Task brief: Pictures don't belong in the copy. Set down the lines from the one containing "Give me a plain-text" through the last line, exactly as they are.

(Dataset entries)
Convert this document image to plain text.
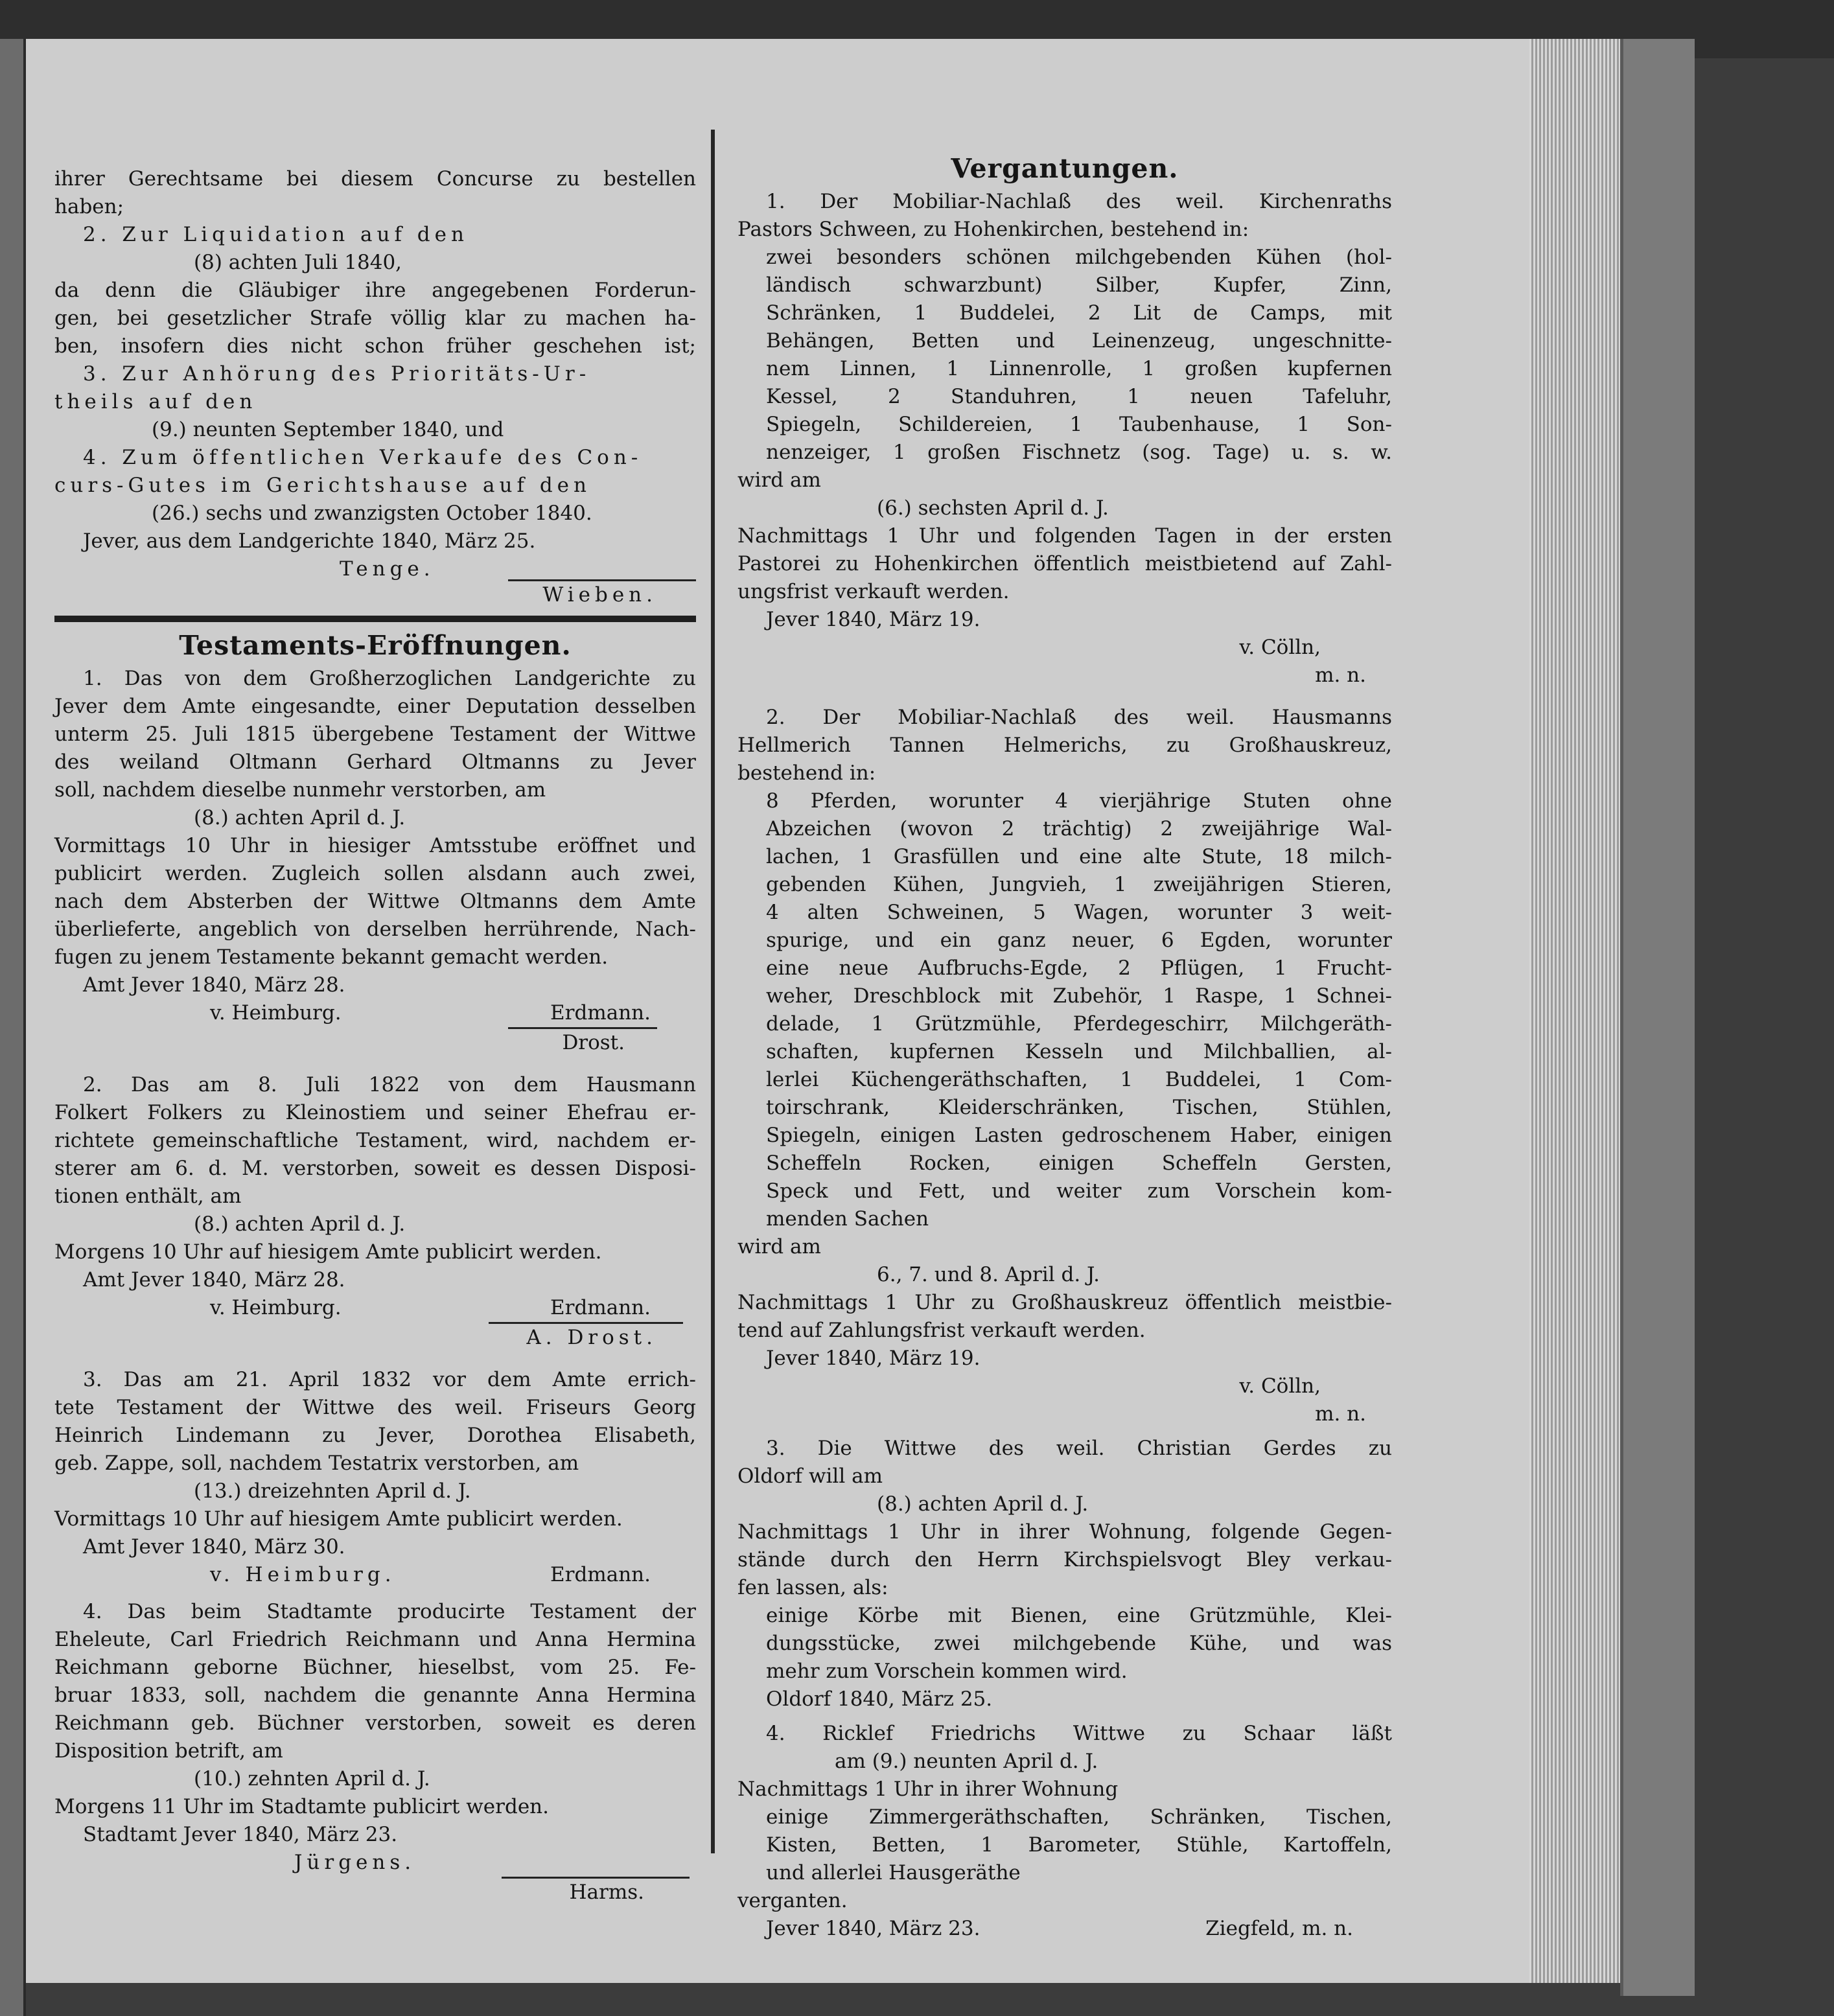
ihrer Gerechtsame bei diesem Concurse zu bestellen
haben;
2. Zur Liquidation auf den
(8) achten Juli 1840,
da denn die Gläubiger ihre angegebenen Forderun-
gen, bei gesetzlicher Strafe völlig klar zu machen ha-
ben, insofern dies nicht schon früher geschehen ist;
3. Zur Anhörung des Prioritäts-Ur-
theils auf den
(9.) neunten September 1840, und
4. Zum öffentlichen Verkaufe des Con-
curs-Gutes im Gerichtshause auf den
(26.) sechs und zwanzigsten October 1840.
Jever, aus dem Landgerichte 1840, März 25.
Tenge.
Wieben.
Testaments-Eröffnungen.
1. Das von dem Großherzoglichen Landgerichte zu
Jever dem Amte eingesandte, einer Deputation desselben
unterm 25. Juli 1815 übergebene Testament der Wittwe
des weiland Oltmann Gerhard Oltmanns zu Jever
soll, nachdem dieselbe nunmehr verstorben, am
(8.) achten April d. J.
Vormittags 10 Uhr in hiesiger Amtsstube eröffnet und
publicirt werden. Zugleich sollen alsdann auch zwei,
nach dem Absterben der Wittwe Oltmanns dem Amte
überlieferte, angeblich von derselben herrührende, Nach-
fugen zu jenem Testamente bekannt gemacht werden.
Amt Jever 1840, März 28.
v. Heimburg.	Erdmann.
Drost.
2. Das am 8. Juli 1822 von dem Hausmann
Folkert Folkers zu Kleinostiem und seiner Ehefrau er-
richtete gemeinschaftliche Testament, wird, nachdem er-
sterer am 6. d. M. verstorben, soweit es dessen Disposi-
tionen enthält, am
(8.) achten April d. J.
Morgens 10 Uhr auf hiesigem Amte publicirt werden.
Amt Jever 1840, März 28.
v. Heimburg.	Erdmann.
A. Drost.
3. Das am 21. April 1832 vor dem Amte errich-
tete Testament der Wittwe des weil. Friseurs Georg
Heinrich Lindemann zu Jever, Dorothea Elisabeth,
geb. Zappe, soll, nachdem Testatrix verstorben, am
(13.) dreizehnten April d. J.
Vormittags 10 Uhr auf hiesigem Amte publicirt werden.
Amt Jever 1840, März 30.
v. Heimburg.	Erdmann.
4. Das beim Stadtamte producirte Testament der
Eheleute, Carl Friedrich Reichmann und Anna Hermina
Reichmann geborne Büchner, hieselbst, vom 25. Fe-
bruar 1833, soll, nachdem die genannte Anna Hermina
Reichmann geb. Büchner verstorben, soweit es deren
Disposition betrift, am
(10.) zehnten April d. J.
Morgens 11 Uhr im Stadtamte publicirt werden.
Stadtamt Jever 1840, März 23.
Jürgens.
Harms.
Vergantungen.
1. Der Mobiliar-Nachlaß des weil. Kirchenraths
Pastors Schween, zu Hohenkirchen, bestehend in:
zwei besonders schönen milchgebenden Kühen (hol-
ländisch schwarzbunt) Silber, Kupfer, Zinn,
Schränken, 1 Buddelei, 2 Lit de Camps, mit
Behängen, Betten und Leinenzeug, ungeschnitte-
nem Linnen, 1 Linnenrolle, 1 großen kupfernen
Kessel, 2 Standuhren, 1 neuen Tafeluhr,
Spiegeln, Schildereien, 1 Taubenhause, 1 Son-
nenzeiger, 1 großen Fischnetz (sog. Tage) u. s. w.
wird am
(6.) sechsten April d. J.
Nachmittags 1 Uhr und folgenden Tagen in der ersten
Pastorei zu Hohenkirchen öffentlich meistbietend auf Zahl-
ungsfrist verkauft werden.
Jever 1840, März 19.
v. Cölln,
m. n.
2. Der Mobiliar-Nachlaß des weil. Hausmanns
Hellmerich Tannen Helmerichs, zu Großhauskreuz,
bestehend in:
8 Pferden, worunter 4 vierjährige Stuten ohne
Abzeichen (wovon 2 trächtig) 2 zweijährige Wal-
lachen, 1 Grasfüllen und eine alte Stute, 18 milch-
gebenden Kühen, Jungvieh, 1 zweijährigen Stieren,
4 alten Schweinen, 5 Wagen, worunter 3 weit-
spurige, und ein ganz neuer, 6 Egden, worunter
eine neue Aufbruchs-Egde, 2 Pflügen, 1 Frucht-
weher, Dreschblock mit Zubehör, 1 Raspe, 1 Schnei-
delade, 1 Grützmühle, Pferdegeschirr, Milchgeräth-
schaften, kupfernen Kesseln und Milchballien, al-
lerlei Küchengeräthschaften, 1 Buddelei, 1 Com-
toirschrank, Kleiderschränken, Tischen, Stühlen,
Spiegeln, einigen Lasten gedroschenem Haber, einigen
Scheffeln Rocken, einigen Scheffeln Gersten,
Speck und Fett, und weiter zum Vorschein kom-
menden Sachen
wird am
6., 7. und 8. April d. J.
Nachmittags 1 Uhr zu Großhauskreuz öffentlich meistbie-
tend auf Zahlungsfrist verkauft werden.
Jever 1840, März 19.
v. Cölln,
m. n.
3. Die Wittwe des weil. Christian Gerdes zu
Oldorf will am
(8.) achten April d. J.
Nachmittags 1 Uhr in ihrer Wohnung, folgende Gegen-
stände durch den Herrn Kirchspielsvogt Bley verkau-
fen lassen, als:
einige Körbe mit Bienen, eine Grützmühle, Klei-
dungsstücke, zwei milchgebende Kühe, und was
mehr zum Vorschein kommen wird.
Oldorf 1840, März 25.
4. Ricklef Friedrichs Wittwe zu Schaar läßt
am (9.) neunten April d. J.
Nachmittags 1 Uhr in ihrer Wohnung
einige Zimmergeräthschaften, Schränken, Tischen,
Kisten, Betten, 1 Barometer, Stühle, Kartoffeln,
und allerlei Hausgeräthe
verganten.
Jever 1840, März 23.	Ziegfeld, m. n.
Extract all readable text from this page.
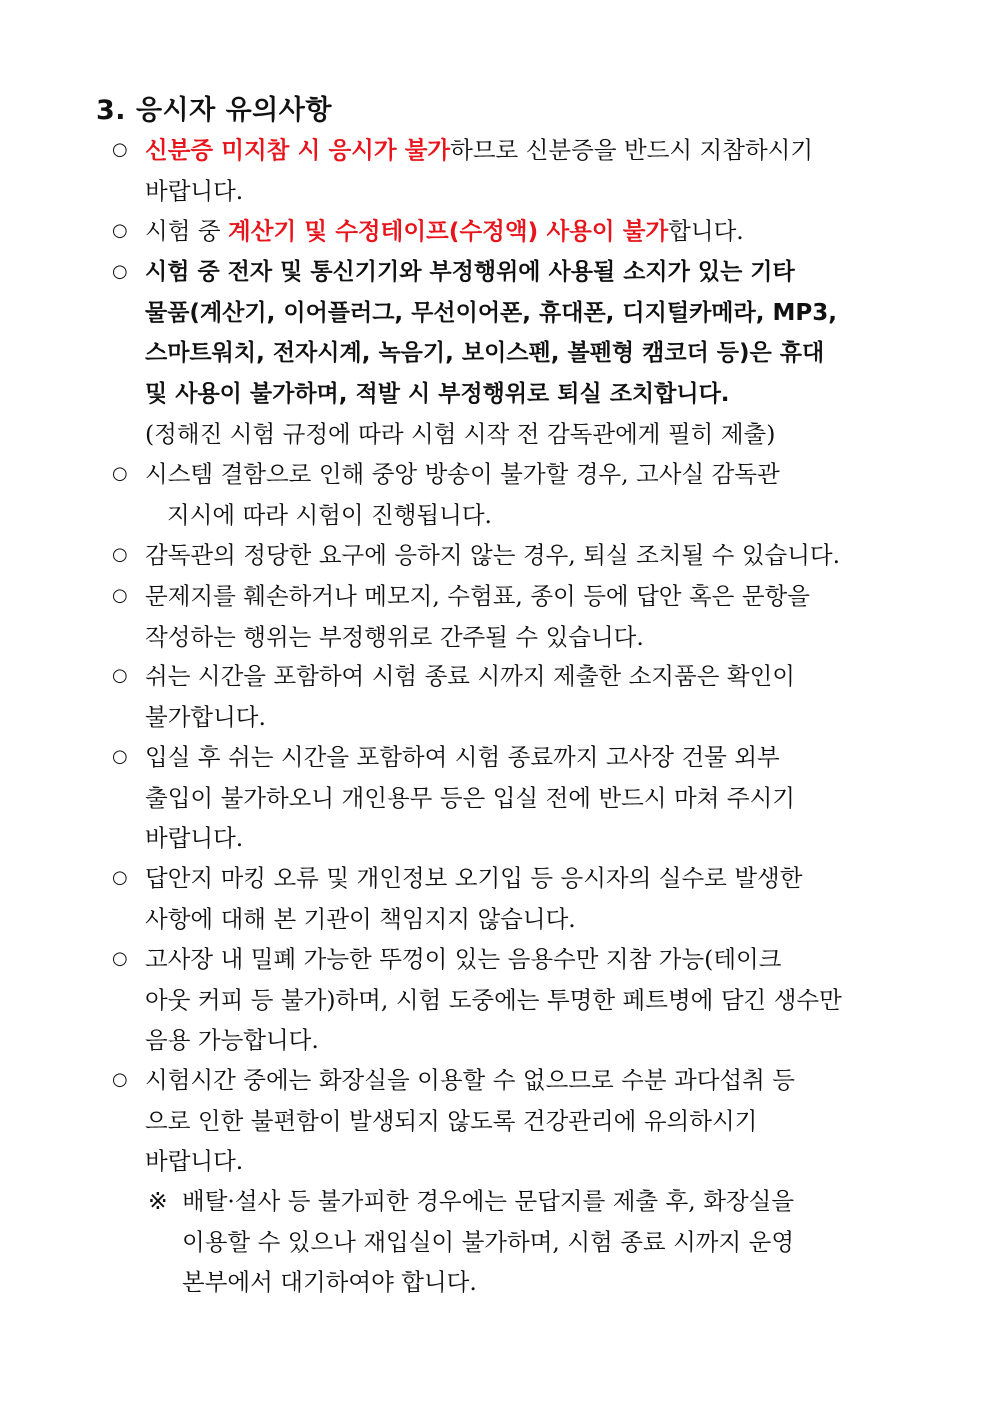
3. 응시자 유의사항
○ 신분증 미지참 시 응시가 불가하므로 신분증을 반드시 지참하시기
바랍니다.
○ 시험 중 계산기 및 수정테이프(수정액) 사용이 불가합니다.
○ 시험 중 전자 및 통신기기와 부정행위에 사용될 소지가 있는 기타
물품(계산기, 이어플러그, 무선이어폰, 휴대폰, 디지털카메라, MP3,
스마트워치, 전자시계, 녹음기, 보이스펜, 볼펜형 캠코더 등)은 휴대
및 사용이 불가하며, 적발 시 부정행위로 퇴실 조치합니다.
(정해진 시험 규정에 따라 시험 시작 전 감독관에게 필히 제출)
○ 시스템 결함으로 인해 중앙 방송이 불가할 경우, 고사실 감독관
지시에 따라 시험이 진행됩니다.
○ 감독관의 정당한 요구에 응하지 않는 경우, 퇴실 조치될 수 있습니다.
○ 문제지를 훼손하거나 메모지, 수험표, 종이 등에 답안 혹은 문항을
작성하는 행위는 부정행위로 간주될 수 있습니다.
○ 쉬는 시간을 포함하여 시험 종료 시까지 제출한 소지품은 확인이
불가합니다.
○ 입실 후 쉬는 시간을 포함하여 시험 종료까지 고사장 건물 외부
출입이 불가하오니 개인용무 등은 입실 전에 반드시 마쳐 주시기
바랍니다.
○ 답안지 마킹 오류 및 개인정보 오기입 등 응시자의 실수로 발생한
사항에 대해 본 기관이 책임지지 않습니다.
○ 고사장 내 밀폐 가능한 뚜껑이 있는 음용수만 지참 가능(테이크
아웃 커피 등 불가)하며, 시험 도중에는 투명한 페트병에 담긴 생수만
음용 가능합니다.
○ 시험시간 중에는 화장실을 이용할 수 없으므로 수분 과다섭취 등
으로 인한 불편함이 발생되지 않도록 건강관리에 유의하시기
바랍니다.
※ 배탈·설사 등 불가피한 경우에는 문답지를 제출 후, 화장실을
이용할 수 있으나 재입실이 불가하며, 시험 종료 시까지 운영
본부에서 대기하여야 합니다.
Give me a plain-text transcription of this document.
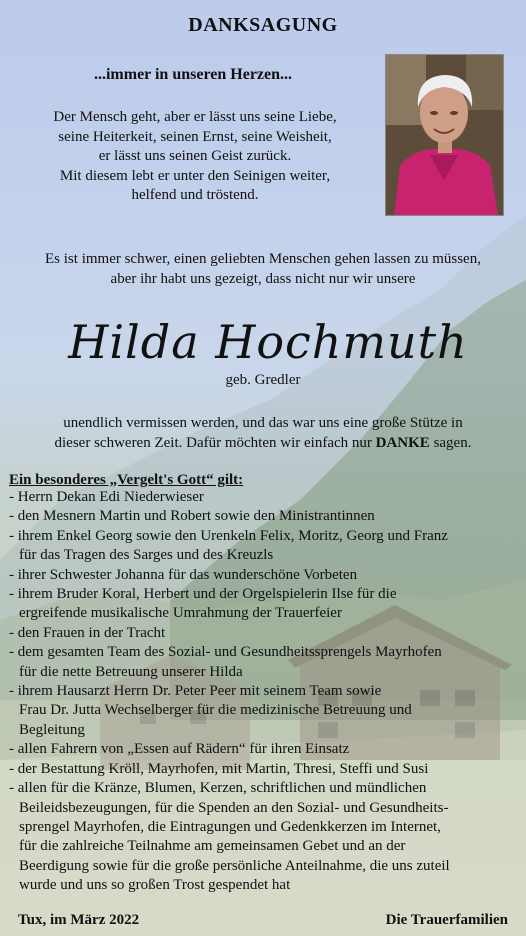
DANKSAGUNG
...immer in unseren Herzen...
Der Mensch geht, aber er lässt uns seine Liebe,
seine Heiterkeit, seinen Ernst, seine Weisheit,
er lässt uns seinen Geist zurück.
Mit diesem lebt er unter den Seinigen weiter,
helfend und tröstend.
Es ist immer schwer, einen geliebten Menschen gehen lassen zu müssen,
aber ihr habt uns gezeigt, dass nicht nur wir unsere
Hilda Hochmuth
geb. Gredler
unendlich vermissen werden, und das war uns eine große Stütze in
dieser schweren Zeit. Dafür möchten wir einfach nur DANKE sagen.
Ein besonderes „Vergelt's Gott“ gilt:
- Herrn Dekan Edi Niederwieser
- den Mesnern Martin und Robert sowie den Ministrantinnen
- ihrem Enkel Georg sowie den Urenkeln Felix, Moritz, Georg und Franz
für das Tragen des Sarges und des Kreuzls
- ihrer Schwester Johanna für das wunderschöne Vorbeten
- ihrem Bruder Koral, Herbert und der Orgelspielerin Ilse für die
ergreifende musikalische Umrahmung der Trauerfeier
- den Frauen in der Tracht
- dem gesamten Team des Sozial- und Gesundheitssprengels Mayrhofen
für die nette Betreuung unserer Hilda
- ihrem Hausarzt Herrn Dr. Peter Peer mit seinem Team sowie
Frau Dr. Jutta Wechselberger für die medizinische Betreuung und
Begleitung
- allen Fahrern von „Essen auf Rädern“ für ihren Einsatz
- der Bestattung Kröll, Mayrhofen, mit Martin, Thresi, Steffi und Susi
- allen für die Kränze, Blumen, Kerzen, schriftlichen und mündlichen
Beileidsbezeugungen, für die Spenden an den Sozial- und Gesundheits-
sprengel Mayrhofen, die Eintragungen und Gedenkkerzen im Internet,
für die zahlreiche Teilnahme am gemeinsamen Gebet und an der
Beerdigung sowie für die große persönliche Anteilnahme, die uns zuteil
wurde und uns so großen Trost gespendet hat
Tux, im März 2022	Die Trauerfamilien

Full solution:
Give me a plain-text transcription of this document.
DANKSAGUNG
...immer in unseren Herzen...
Der Mensch geht, aber er lässt uns seine Liebe,
seine Heiterkeit, seinen Ernst, seine Weisheit,
er lässt uns seinen Geist zurück.
Mit diesem lebt er unter den Seinigen weiter,
helfend und tröstend.
Es ist immer schwer, einen geliebten Menschen gehen lassen zu müssen,
aber ihr habt uns gezeigt, dass nicht nur wir unsere
Hilda Hochmuth
geb. Gredler
unendlich vermissen werden, und das war uns eine große Stütze in
dieser schweren Zeit. Dafür möchten wir einfach nur DANKE sagen.
Ein besonderes „Vergelt's Gott“ gilt:
- Herrn Dekan Edi Niederwieser
- den Mesnern Martin und Robert sowie den Ministrantinnen
- ihrem Enkel Georg sowie den Urenkeln Felix, Moritz, Georg und Franz
für das Tragen des Sarges und des Kreuzls
- ihrer Schwester Johanna für das wunderschöne Vorbeten
- ihrem Bruder Koral, Herbert und der Orgelspielerin Ilse für die
ergreifende musikalische Umrahmung der Trauerfeier
- den Frauen in der Tracht
- dem gesamten Team des Sozial- und Gesundheitssprengels Mayrhofen
für die nette Betreuung unserer Hilda
- ihrem Hausarzt Herrn Dr. Peter Peer mit seinem Team sowie
Frau Dr. Jutta Wechselberger für die medizinische Betreuung und
Begleitung
- allen Fahrern von „Essen auf Rädern“ für ihren Einsatz
- der Bestattung Kröll, Mayrhofen, mit Martin, Thresi, Steffi und Susi
- allen für die Kränze, Blumen, Kerzen, schriftlichen und mündlichen
Beileidsbezeugungen, für die Spenden an den Sozial- und Gesundheits-
sprengel Mayrhofen, die Eintragungen und Gedenkkerzen im Internet,
für die zahlreiche Teilnahme am gemeinsamen Gebet und an der
Beerdigung sowie für die große persönliche Anteilnahme, die uns zuteil
wurde und uns so großen Trost gespendet hat
Tux, im März 2022	Die Trauerfamilien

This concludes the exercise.